>> BEGIN Task material

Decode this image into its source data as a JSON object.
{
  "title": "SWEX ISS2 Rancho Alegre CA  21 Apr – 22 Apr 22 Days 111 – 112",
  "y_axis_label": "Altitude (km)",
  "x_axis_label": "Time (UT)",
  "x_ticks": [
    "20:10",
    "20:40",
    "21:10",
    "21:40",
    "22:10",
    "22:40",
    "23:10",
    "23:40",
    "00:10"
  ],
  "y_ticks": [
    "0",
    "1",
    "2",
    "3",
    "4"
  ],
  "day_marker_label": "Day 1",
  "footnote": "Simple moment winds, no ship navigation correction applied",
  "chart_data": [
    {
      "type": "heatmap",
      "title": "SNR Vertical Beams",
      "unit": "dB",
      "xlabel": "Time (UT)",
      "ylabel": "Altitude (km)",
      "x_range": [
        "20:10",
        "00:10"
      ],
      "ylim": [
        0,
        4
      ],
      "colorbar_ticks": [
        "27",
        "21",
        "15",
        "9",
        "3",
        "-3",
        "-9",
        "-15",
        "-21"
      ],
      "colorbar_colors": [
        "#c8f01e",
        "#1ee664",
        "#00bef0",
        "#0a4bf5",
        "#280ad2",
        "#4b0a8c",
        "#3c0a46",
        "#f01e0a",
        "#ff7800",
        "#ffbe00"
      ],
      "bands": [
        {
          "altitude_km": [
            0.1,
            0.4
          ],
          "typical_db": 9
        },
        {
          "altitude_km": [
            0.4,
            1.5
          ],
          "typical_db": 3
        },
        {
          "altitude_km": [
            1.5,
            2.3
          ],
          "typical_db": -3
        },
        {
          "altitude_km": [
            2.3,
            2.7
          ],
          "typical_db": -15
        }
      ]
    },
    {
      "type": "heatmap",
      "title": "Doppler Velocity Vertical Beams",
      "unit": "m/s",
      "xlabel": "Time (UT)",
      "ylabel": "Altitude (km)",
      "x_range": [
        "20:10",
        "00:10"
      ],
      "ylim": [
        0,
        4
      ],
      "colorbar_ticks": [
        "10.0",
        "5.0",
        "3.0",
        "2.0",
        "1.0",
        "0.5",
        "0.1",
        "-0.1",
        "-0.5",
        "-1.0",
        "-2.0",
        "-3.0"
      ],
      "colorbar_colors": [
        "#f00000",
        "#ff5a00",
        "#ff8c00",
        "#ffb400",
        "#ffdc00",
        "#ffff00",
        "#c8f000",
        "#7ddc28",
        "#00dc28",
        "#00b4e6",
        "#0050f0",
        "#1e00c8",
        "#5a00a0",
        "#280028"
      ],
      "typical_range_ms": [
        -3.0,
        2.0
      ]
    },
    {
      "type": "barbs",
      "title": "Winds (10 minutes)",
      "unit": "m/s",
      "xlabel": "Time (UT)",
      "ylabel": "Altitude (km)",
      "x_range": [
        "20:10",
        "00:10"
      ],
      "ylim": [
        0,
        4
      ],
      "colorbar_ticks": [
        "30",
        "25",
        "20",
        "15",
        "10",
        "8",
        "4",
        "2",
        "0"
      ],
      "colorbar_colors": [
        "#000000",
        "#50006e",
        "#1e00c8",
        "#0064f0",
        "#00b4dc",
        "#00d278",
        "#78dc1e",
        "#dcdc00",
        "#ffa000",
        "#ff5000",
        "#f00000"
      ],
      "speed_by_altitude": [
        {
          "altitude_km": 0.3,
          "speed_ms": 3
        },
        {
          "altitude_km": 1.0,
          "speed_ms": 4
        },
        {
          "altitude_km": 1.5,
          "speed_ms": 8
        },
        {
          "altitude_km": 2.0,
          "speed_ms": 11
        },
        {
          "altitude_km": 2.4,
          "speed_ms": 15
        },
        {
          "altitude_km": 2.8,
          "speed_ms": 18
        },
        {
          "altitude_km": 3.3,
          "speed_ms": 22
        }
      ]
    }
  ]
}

>> END Task material

*Exercise instructions*. Give back all the records exactly as they stand.

*Result of the task*.
Decode this image into its source data as a JSON object.
{
  "title": "SWEX ISS2 Rancho Alegre CA  21 Apr – 22 Apr 22 Days 111 – 112",
  "y_axis_label": "Altitude (km)",
  "x_axis_label": "Time (UT)",
  "x_ticks": [
    "20:10",
    "20:40",
    "21:10",
    "21:40",
    "22:10",
    "22:40",
    "23:10",
    "23:40",
    "00:10"
  ],
  "y_ticks": [
    "0",
    "1",
    "2",
    "3",
    "4"
  ],
  "day_marker_label": "Day 1",
  "footnote": "Simple moment winds, no ship navigation correction applied",
  "chart_data": [
    {
      "type": "heatmap",
      "title": "SNR Vertical Beams",
      "unit": "dB",
      "xlabel": "Time (UT)",
      "ylabel": "Altitude (km)",
      "x_range": [
        "20:10",
        "00:10"
      ],
      "ylim": [
        0,
        4
      ],
      "colorbar_ticks": [
        "27",
        "21",
        "15",
        "9",
        "3",
        "-3",
        "-9",
        "-15",
        "-21"
      ],
      "colorbar_colors": [
        "#c8f01e",
        "#1ee664",
        "#00bef0",
        "#0a4bf5",
        "#280ad2",
        "#4b0a8c",
        "#3c0a46",
        "#f01e0a",
        "#ff7800",
        "#ffbe00"
      ],
      "bands": [
        {
          "altitude_km": [
            0.1,
            0.4
          ],
          "typical_db": 9
        },
        {
          "altitude_km": [
            0.4,
            1.5
          ],
          "typical_db": 3
        },
        {
          "altitude_km": [
            1.5,
            2.3
          ],
          "typical_db": -3
        },
        {
          "altitude_km": [
            2.3,
            2.7
          ],
          "typical_db": -15
        }
      ]
    },
    {
      "type": "heatmap",
      "title": "Doppler Velocity Vertical Beams",
      "unit": "m/s",
      "xlabel": "Time (UT)",
      "ylabel": "Altitude (km)",
      "x_range": [
        "20:10",
        "00:10"
      ],
      "ylim": [
        0,
        4
      ],
      "colorbar_ticks": [
        "10.0",
        "5.0",
        "3.0",
        "2.0",
        "1.0",
        "0.5",
        "0.1",
        "-0.1",
        "-0.5",
        "-1.0",
        "-2.0",
        "-3.0"
      ],
      "colorbar_colors": [
        "#f00000",
        "#ff5a00",
        "#ff8c00",
        "#ffb400",
        "#ffdc00",
        "#ffff00",
        "#c8f000",
        "#7ddc28",
        "#00dc28",
        "#00b4e6",
        "#0050f0",
        "#1e00c8",
        "#5a00a0",
        "#280028"
      ],
      "typical_range_ms": [
        -3.0,
        2.0
      ]
    },
    {
      "type": "barbs",
      "title": "Winds (10 minutes)",
      "unit": "m/s",
      "xlabel": "Time (UT)",
      "ylabel": "Altitude (km)",
      "x_range": [
        "20:10",
        "00:10"
      ],
      "ylim": [
        0,
        4
      ],
      "colorbar_ticks": [
        "30",
        "25",
        "20",
        "15",
        "10",
        "8",
        "4",
        "2",
        "0"
      ],
      "colorbar_colors": [
        "#000000",
        "#50006e",
        "#1e00c8",
        "#0064f0",
        "#00b4dc",
        "#00d278",
        "#78dc1e",
        "#dcdc00",
        "#ffa000",
        "#ff5000",
        "#f00000"
      ],
      "speed_by_altitude": [
        {
          "altitude_km": 0.3,
          "speed_ms": 3
        },
        {
          "altitude_km": 1.0,
          "speed_ms": 4
        },
        {
          "altitude_km": 1.5,
          "speed_ms": 8
        },
        {
          "altitude_km": 2.0,
          "speed_ms": 11
        },
        {
          "altitude_km": 2.4,
          "speed_ms": 15
        },
        {
          "altitude_km": 2.8,
          "speed_ms": 18
        },
        {
          "altitude_km": 3.3,
          "speed_ms": 22
        }
      ]
    }
  ]
}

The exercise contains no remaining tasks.